Your instructions
List every line below containing "text".

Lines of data
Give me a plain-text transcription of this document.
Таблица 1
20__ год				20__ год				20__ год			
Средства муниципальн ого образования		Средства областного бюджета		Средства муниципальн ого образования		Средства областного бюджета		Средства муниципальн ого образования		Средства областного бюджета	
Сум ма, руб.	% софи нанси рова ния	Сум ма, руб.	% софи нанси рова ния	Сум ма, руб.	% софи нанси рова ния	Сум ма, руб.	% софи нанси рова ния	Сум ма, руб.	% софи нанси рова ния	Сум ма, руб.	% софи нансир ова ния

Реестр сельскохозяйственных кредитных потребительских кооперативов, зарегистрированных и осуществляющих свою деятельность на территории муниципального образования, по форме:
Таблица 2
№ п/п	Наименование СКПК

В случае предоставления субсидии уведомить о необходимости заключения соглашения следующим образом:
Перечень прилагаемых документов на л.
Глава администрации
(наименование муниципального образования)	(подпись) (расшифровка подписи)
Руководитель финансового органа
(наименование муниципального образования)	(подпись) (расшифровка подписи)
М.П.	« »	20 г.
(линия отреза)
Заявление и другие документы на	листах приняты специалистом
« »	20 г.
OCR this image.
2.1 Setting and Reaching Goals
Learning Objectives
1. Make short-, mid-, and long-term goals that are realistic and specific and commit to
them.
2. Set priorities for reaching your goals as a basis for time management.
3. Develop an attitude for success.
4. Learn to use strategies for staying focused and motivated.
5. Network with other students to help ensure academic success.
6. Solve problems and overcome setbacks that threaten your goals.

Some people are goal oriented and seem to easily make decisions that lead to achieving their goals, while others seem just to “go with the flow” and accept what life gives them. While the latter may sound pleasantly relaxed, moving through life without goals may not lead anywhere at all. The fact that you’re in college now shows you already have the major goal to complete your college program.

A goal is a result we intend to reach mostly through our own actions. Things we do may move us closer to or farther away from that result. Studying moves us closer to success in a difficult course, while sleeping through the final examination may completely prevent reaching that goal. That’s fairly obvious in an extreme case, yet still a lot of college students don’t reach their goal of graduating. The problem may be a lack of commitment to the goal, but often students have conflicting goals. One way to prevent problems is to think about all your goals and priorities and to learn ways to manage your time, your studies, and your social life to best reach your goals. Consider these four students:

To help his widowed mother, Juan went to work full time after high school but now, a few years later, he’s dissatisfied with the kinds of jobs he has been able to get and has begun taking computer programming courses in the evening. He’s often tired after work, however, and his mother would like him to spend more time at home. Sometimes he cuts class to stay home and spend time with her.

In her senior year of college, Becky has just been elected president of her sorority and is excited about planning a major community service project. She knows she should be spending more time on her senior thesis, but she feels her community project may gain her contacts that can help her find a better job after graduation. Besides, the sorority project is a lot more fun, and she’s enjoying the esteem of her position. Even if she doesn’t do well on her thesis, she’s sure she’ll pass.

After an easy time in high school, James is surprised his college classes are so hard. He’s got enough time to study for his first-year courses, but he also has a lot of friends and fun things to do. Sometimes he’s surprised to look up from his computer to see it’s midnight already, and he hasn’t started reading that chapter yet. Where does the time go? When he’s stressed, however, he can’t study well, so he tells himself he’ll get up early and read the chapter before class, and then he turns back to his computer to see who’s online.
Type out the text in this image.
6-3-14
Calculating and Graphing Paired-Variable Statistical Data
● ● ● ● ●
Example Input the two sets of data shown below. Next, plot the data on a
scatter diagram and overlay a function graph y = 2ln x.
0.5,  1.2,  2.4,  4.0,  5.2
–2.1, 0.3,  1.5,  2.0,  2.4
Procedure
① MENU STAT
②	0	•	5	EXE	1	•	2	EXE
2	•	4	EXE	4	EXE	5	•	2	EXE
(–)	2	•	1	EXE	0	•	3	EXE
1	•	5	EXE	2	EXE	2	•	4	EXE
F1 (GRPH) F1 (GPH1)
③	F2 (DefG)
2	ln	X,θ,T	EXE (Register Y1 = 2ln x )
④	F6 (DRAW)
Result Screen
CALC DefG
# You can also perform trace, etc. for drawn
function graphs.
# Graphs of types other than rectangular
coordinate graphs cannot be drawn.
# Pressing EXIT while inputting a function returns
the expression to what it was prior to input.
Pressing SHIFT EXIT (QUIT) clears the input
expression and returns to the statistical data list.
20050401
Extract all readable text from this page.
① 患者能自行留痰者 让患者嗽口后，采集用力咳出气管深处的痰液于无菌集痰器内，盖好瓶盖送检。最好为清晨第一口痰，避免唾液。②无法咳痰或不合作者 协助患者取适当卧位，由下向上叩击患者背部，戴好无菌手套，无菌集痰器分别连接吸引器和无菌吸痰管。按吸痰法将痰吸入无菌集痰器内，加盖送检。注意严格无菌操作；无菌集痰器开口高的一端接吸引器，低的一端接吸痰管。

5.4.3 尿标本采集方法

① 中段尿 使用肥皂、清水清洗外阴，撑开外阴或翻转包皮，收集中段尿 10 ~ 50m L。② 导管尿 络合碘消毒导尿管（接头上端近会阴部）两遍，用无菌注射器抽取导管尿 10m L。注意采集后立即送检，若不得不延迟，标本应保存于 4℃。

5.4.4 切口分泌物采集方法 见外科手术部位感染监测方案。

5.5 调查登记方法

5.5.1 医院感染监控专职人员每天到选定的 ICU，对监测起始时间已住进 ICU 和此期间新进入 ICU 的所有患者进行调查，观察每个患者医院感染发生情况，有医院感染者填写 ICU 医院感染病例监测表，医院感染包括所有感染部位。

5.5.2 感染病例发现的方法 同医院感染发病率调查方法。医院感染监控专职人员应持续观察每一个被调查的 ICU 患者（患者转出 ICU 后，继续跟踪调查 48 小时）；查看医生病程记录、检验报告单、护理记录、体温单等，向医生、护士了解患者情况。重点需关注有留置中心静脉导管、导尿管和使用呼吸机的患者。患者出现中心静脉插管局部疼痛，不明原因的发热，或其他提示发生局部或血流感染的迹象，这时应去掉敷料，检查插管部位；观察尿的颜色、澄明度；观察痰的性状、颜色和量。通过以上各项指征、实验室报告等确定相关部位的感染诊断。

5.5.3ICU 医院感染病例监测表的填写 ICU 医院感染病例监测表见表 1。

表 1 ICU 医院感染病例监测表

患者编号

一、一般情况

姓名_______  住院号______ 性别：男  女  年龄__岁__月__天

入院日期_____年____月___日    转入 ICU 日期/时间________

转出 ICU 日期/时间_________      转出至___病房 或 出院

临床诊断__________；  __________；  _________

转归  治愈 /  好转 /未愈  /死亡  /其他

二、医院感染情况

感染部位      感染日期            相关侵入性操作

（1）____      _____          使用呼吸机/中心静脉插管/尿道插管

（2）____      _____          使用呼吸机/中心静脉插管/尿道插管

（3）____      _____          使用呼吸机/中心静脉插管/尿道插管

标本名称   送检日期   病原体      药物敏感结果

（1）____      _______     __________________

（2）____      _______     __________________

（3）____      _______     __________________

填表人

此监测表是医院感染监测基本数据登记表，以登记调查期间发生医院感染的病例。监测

Task result
Give me a plain-text transcription of this document.
Type out the text in this image.
Extract all readable text from this page.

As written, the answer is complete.